Give only the number of lines in the listing below where the string "Finance" occurs.

### The records

========================================================================

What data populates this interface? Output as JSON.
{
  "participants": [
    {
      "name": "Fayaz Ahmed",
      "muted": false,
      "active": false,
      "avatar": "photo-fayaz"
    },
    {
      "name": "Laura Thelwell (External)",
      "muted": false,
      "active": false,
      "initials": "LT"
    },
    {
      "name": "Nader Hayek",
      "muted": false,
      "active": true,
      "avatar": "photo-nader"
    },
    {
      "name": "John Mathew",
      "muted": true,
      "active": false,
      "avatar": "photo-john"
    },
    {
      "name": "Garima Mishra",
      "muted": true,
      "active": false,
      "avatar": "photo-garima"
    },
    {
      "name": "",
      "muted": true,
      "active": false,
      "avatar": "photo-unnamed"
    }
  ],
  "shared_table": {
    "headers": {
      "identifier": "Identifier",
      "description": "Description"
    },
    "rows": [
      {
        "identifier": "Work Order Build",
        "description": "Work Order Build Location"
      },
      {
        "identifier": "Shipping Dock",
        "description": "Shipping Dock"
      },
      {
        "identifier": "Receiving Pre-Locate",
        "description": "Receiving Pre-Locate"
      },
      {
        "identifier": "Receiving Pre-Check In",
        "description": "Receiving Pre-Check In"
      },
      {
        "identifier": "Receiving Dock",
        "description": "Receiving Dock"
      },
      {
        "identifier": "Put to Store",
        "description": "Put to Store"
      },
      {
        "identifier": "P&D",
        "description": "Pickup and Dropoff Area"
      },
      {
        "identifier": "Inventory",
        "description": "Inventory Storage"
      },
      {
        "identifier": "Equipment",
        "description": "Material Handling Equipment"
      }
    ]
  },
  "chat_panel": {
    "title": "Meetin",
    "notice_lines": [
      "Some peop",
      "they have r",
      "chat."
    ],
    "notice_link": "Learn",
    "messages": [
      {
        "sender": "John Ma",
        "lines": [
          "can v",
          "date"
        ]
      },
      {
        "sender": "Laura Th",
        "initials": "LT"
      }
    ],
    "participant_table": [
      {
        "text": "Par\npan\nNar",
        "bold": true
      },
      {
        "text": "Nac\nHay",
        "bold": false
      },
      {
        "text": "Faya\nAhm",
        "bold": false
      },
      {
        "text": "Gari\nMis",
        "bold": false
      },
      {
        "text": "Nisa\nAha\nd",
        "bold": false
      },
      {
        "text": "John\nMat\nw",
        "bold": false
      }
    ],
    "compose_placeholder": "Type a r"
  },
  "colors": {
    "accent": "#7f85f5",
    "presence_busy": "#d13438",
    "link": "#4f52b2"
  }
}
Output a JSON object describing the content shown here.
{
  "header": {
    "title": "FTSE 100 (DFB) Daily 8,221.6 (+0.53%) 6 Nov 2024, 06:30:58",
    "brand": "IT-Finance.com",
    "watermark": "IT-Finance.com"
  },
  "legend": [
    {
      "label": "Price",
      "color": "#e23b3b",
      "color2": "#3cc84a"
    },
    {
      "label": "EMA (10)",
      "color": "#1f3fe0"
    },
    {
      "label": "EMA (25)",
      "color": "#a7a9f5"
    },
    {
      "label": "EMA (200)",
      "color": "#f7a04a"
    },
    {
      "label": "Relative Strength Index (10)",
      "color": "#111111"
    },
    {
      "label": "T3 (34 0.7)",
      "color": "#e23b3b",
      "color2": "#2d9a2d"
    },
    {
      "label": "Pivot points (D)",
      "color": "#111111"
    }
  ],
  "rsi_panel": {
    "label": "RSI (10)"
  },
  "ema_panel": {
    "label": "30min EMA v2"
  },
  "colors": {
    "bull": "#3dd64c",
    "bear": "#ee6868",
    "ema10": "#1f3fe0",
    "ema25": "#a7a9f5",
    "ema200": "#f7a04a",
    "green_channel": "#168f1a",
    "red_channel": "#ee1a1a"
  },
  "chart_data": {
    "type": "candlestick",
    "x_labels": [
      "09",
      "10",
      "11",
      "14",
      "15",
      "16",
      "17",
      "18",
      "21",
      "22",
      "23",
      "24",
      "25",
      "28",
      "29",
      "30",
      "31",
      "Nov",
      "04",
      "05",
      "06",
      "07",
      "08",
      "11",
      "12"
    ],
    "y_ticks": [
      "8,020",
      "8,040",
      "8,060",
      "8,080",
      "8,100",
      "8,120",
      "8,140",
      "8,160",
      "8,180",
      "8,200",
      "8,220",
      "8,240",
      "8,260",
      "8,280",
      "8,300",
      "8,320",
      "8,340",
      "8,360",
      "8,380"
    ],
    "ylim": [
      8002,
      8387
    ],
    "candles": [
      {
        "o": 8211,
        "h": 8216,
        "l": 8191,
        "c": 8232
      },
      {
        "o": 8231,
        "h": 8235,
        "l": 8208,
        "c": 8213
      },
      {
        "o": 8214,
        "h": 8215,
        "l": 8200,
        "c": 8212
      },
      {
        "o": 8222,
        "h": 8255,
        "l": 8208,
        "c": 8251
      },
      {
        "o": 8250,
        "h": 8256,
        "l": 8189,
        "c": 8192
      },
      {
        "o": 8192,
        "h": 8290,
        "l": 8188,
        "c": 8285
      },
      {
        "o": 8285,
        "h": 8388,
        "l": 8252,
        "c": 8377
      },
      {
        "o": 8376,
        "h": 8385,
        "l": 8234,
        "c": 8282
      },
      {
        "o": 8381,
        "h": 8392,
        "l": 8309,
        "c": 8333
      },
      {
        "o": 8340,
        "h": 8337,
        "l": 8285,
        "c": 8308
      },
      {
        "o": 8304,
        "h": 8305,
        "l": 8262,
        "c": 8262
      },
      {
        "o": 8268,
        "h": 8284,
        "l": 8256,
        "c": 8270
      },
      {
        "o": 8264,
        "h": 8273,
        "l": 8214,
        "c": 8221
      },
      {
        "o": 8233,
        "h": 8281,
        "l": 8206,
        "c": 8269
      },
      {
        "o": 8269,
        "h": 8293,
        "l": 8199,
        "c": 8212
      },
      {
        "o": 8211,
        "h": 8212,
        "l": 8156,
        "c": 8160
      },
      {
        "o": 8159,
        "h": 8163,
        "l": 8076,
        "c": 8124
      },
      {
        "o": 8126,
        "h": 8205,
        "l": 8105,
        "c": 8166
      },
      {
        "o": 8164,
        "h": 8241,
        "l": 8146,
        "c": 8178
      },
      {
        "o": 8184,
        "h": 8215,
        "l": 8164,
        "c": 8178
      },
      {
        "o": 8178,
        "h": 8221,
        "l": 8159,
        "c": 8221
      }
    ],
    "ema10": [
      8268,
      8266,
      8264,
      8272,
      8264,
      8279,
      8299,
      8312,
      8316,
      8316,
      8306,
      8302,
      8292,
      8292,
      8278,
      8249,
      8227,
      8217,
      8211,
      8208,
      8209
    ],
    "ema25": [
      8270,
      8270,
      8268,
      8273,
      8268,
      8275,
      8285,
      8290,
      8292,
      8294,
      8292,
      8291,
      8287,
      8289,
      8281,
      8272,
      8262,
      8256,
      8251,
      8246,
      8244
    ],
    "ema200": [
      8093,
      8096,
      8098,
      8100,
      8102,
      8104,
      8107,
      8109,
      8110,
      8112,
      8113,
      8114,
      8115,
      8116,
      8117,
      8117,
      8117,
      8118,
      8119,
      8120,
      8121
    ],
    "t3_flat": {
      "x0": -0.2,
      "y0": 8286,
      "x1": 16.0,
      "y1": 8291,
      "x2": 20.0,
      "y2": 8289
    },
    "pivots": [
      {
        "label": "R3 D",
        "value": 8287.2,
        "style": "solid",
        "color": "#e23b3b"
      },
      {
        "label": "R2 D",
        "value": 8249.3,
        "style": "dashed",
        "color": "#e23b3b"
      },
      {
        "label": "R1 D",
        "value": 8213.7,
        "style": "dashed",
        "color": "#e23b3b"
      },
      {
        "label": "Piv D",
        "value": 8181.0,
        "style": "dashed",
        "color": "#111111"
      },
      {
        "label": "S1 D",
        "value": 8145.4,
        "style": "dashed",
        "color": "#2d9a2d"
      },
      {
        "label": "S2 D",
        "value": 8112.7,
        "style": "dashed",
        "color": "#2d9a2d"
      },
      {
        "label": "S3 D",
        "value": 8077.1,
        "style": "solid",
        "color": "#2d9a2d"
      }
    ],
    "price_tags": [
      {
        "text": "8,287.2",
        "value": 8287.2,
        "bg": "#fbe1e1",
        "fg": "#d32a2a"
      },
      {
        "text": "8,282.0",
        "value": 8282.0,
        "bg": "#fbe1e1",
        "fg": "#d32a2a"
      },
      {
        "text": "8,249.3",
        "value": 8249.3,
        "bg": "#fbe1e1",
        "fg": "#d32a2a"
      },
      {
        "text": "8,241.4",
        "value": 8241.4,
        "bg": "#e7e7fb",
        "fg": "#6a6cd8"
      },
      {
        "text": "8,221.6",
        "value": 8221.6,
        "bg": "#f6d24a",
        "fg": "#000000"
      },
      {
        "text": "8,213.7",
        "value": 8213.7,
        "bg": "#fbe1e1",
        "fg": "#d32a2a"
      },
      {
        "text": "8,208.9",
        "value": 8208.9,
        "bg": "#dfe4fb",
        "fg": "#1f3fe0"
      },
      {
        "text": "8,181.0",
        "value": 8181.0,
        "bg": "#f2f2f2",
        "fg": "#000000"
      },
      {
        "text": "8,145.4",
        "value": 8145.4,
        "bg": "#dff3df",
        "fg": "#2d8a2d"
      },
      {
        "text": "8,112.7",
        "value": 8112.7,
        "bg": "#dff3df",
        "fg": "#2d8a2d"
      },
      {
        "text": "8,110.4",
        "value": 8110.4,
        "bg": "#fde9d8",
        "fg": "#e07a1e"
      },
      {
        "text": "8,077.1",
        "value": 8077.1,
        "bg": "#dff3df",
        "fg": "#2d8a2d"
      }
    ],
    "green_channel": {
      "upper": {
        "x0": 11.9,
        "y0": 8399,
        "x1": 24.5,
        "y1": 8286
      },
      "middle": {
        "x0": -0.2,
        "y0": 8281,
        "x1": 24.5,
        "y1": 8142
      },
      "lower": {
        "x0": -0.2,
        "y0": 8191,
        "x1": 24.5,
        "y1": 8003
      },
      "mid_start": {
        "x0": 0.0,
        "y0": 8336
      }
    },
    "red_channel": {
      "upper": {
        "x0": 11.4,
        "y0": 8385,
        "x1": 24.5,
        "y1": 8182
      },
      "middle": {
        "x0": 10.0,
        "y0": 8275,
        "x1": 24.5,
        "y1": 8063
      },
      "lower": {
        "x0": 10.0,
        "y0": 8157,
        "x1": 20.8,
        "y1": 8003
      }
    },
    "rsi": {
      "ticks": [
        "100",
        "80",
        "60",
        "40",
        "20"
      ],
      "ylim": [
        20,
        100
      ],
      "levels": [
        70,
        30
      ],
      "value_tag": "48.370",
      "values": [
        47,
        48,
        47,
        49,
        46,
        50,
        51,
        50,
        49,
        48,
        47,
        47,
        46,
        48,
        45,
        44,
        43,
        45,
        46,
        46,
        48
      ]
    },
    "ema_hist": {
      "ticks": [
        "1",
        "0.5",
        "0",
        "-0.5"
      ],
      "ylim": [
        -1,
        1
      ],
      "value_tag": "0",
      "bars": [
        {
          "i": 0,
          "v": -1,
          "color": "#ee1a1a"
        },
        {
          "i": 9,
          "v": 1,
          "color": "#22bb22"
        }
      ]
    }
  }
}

========================================================================

### Output of the exercise
2